[start of Provided material]
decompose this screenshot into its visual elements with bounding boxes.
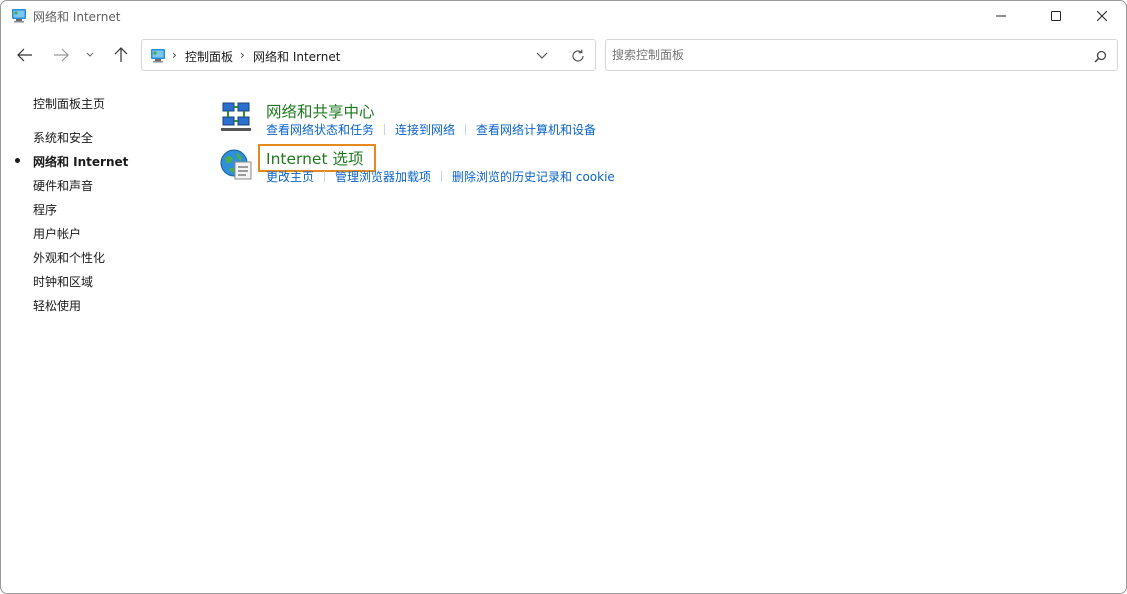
[end of Provided material]
[start of Provided material]
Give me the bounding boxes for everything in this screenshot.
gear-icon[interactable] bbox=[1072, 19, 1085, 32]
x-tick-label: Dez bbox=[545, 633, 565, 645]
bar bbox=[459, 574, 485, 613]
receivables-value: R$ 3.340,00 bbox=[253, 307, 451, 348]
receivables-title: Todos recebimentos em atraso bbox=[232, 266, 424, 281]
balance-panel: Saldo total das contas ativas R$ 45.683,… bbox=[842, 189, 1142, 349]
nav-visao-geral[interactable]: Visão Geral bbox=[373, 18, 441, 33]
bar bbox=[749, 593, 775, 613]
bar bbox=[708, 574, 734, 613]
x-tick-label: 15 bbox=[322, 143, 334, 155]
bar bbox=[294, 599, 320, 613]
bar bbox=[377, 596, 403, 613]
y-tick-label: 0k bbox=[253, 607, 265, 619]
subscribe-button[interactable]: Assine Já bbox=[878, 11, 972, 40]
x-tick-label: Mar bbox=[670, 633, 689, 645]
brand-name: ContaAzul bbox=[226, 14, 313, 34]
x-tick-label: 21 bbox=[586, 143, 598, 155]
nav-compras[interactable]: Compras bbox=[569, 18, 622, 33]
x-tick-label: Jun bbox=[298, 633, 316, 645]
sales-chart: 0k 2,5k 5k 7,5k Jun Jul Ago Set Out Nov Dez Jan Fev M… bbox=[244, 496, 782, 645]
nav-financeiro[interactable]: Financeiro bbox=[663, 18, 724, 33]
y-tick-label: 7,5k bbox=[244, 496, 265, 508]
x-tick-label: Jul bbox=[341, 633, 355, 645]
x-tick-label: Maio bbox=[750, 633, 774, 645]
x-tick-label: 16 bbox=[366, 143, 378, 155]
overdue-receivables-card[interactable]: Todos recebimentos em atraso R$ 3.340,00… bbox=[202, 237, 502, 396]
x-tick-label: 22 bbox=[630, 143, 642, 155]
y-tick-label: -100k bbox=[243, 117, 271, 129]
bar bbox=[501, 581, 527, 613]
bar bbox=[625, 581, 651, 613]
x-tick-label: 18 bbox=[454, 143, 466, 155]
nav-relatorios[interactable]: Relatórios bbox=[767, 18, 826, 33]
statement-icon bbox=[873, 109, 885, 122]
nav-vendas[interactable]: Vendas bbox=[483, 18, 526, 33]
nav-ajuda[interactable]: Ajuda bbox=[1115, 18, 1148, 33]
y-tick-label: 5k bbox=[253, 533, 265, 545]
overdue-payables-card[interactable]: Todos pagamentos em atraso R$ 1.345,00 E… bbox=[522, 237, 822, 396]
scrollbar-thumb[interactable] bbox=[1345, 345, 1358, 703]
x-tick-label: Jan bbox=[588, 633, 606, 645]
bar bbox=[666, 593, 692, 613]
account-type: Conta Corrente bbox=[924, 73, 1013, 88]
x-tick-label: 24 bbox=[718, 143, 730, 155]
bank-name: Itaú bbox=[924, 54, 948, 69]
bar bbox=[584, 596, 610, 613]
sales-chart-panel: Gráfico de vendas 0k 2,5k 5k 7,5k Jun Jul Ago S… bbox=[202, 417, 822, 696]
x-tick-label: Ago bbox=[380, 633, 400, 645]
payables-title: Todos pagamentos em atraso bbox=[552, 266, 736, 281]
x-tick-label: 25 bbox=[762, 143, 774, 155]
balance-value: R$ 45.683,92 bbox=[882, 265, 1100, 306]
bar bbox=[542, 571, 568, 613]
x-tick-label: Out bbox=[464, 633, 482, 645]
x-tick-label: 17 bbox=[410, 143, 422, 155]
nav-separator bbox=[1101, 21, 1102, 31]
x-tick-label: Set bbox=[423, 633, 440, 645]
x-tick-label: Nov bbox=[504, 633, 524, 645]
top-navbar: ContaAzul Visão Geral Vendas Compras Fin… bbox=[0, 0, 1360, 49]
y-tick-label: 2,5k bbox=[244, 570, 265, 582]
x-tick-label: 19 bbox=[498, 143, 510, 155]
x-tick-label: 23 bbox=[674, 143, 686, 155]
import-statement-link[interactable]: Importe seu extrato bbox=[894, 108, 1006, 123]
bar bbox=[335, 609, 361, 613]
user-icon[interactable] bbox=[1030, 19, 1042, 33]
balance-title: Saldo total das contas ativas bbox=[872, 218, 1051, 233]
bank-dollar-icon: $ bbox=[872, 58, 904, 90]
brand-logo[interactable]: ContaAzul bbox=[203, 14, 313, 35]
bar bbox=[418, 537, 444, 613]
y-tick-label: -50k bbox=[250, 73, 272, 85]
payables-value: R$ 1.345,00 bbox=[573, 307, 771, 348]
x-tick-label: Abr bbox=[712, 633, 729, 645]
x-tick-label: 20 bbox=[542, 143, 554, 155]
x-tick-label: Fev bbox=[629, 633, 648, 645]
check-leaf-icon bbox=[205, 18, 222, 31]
[end of Provided material]
_Brief_:
Convert the rows starting at the line containing "Give me the" and ending at the line containing "x-tick-label: Jan bbox=[588, 633, 606, 645]" into a JSON list of strings, one string per line, with blank lines omitted.

_Worked answer_:
[
  "Give me the bounding boxes for everything in this screenshot.",
  "gear-icon[interactable] bbox=[1072, 19, 1085, 32]",
  "x-tick-label: Dez bbox=[545, 633, 565, 645]",
  "bar bbox=[459, 574, 485, 613]",
  "receivables-value: R$ 3.340,00 bbox=[253, 307, 451, 348]",
  "receivables-title: Todos recebimentos em atraso bbox=[232, 266, 424, 281]",
  "balance-panel: Saldo total das contas ativas R$ 45.683,… bbox=[842, 189, 1142, 349]",
  "nav-visao-geral[interactable]: Visão Geral bbox=[373, 18, 441, 33]",
  "bar bbox=[749, 593, 775, 613]",
  "bar bbox=[708, 574, 734, 613]",
  "x-tick-label: 15 bbox=[322, 143, 334, 155]",
  "bar bbox=[294, 599, 320, 613]",
  "bar bbox=[377, 596, 403, 613]",
  "y-tick-label: 0k bbox=[253, 607, 265, 619]",
  "subscribe-button[interactable]: Assine Já bbox=[878, 11, 972, 40]",
  "x-tick-label: Mar bbox=[670, 633, 689, 645]",
  "brand-name: ContaAzul bbox=[226, 14, 313, 34]",
  "x-tick-label: 21 bbox=[586, 143, 598, 155]",
  "nav-compras[interactable]: Compras bbox=[569, 18, 622, 33]",
  "x-tick-label: Jun bbox=[298, 633, 316, 645]",
  "sales-chart: 0k 2,5k 5k 7,5k Jun Jul Ago Set Out Nov Dez Jan Fev M… bbox=[244, 496, 782, 645]",
  "nav-financeiro[interactable]: Financeiro bbox=[663, 18, 724, 33]",
  "y-tick-label: 7,5k bbox=[244, 496, 265, 508]",
  "x-tick-label: Jul bbox=[341, 633, 355, 645]",
  "x-tick-label: Maio bbox=[750, 633, 774, 645]",
  "x-tick-label: 16 bbox=[366, 143, 378, 155]",
  "overdue-receivables-card[interactable]: Todos recebimentos em atraso R$ 3.340,00… bbox=[202, 237, 502, 396]",
  "x-tick-label: 22 bbox=[630, 143, 642, 155]",
  "y-tick-label: -100k bbox=[243, 117, 271, 129]",
  "bar bbox=[501, 581, 527, 613]",
  "bar bbox=[625, 581, 651, 613]",
  "x-tick-label: 18 bbox=[454, 143, 466, 155]",
  "nav-relatorios[interactable]: Relatórios bbox=[767, 18, 826, 33]",
  "statement-icon bbox=[873, 109, 885, 122]",
  "nav-vendas[interactable]: Vendas bbox=[483, 18, 526, 33]",
  "nav-ajuda[interactable]: Ajuda bbox=[1115, 18, 1148, 33]",
  "y-tick-label: 5k bbox=[253, 533, 265, 545]",
  "overdue-payables-card[interactable]: Todos pagamentos em atraso R$ 1.345,00 E… bbox=[522, 237, 822, 396]",
  "scrollbar-thumb[interactable] bbox=[1345, 345, 1358, 703]",
  "x-tick-label: Jan bbox=[588, 633, 606, 645]"
]